START

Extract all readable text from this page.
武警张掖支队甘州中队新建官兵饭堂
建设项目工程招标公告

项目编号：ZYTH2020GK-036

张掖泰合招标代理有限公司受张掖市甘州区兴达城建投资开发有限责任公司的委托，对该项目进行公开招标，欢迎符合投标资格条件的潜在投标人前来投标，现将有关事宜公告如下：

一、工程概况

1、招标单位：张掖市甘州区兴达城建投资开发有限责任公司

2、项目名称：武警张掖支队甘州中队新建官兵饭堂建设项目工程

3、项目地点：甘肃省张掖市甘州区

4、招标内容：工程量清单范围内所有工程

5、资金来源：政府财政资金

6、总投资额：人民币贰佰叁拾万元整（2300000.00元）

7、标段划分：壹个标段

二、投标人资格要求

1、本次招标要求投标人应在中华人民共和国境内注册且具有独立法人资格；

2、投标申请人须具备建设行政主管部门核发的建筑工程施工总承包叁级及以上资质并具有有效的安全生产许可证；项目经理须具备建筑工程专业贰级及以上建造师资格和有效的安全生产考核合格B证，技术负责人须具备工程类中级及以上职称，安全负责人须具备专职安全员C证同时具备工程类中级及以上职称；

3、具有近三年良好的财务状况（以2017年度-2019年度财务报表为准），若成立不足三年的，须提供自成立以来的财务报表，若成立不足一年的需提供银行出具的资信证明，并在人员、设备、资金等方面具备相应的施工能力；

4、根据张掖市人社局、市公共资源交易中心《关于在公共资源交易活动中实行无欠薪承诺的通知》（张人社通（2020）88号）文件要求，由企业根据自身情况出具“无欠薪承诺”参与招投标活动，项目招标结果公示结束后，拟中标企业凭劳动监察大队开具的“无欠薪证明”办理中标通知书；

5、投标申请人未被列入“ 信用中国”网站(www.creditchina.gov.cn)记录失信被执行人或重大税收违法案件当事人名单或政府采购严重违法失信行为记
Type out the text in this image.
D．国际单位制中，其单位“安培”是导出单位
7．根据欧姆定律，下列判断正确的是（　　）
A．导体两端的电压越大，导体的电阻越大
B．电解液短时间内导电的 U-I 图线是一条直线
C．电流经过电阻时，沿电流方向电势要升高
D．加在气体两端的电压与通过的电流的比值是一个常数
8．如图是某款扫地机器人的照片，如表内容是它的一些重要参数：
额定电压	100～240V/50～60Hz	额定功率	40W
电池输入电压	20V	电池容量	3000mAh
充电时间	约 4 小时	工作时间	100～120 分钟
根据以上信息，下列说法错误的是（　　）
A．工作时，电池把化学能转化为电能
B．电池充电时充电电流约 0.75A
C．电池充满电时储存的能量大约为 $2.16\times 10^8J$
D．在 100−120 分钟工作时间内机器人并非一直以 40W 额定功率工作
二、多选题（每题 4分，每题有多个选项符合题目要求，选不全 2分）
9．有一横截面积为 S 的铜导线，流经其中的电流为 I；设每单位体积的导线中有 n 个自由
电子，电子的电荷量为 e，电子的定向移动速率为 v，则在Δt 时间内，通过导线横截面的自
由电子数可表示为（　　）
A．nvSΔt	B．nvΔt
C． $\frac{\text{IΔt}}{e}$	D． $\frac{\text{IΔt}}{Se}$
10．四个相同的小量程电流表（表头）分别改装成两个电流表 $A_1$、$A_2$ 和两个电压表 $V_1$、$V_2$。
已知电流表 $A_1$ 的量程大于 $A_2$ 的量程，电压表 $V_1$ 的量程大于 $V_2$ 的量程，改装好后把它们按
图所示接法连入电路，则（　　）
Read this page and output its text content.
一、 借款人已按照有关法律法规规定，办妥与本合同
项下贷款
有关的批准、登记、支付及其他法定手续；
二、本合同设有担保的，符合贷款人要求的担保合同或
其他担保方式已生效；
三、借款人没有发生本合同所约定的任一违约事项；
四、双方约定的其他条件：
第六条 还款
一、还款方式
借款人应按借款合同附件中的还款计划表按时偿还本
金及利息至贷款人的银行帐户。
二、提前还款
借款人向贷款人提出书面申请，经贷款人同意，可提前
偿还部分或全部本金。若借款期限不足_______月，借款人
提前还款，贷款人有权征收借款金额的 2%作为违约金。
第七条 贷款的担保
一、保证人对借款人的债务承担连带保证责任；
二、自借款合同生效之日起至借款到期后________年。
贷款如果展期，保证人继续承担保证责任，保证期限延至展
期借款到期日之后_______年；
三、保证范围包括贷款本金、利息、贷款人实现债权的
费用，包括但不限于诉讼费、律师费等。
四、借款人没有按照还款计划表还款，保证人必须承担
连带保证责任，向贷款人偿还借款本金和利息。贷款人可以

END

Please set down each line of the records exactly as given.

Extract all readable text from this page.
武警张掖支队甘州中队新建官兵饭堂
建设项目工程招标公告

项目编号：ZYTH2020GK-036

张掖泰合招标代理有限公司受张掖市甘州区兴达城建投资开发有限责任公司的委托，对该项目进行公开招标，欢迎符合投标资格条件的潜在投标人前来投标，现将有关事宜公告如下：

一、工程概况

1、招标单位：张掖市甘州区兴达城建投资开发有限责任公司

2、项目名称：武警张掖支队甘州中队新建官兵饭堂建设项目工程

3、项目地点：甘肃省张掖市甘州区

4、招标内容：工程量清单范围内所有工程

5、资金来源：政府财政资金

6、总投资额：人民币贰佰叁拾万元整（2300000.00元）

7、标段划分：壹个标段

二、投标人资格要求

1、本次招标要求投标人应在中华人民共和国境内注册且具有独立法人资格；

2、投标申请人须具备建设行政主管部门核发的建筑工程施工总承包叁级及以上资质并具有有效的安全生产许可证；项目经理须具备建筑工程专业贰级及以上建造师资格和有效的安全生产考核合格B证，技术负责人须具备工程类中级及以上职称，安全负责人须具备专职安全员C证同时具备工程类中级及以上职称；

3、具有近三年良好的财务状况（以2017年度-2019年度财务报表为准），若成立不足三年的，须提供自成立以来的财务报表，若成立不足一年的需提供银行出具的资信证明，并在人员、设备、资金等方面具备相应的施工能力；

4、根据张掖市人社局、市公共资源交易中心《关于在公共资源交易活动中实行无欠薪承诺的通知》（张人社通（2020）88号）文件要求，由企业根据自身情况出具“无欠薪承诺”参与招投标活动，项目招标结果公示结束后，拟中标企业凭劳动监察大队开具的“无欠薪证明”办理中标通知书；

5、投标申请人未被列入“ 信用中国”网站(www.creditchina.gov.cn)记录失信被执行人或重大税收违法案件当事人名单或政府采购严重违法失信行为记
Type out the text in this image.
D．国际单位制中，其单位“安培”是导出单位
7．根据欧姆定律，下列判断正确的是（　　）
A．导体两端的电压越大，导体的电阻越大
B．电解液短时间内导电的 U-I 图线是一条直线
C．电流经过电阻时，沿电流方向电势要升高
D．加在气体两端的电压与通过的电流的比值是一个常数
8．如图是某款扫地机器人的照片，如表内容是它的一些重要参数：
额定电压	100～240V/50～60Hz	额定功率	40W
电池输入电压	20V	电池容量	3000mAh
充电时间	约 4 小时	工作时间	100～120 分钟
根据以上信息，下列说法错误的是（　　）
A．工作时，电池把化学能转化为电能
B．电池充电时充电电流约 0.75A
C．电池充满电时储存的能量大约为 $2.16\times 10^8J$
D．在 100−120 分钟工作时间内机器人并非一直以 40W 额定功率工作
二、多选题（每题 4分，每题有多个选项符合题目要求，选不全 2分）
9．有一横截面积为 S 的铜导线，流经其中的电流为 I；设每单位体积的导线中有 n 个自由
电子，电子的电荷量为 e，电子的定向移动速率为 v，则在Δt 时间内，通过导线横截面的自
由电子数可表示为（　　）
A．nvSΔt	B．nvΔt
C． $\frac{\text{IΔt}}{e}$	D． $\frac{\text{IΔt}}{Se}$
10．四个相同的小量程电流表（表头）分别改装成两个电流表 $A_1$、$A_2$ 和两个电压表 $V_1$、$V_2$。
已知电流表 $A_1$ 的量程大于 $A_2$ 的量程，电压表 $V_1$ 的量程大于 $V_2$ 的量程，改装好后把它们按
图所示接法连入电路，则（　　）
Read this page and output its text content.
一、 借款人已按照有关法律法规规定，办妥与本合同
项下贷款
有关的批准、登记、支付及其他法定手续；
二、本合同设有担保的，符合贷款人要求的担保合同或
其他担保方式已生效；
三、借款人没有发生本合同所约定的任一违约事项；
四、双方约定的其他条件：
第六条 还款
一、还款方式
借款人应按借款合同附件中的还款计划表按时偿还本
金及利息至贷款人的银行帐户。
二、提前还款
借款人向贷款人提出书面申请，经贷款人同意，可提前
偿还部分或全部本金。若借款期限不足_______月，借款人
提前还款，贷款人有权征收借款金额的 2%作为违约金。
第七条 贷款的担保
一、保证人对借款人的债务承担连带保证责任；
二、自借款合同生效之日起至借款到期后________年。
贷款如果展期，保证人继续承担保证责任，保证期限延至展
期借款到期日之后_______年；
三、保证范围包括贷款本金、利息、贷款人实现债权的
费用，包括但不限于诉讼费、律师费等。
四、借款人没有按照还款计划表还款，保证人必须承担
连带保证责任，向贷款人偿还借款本金和利息。贷款人可以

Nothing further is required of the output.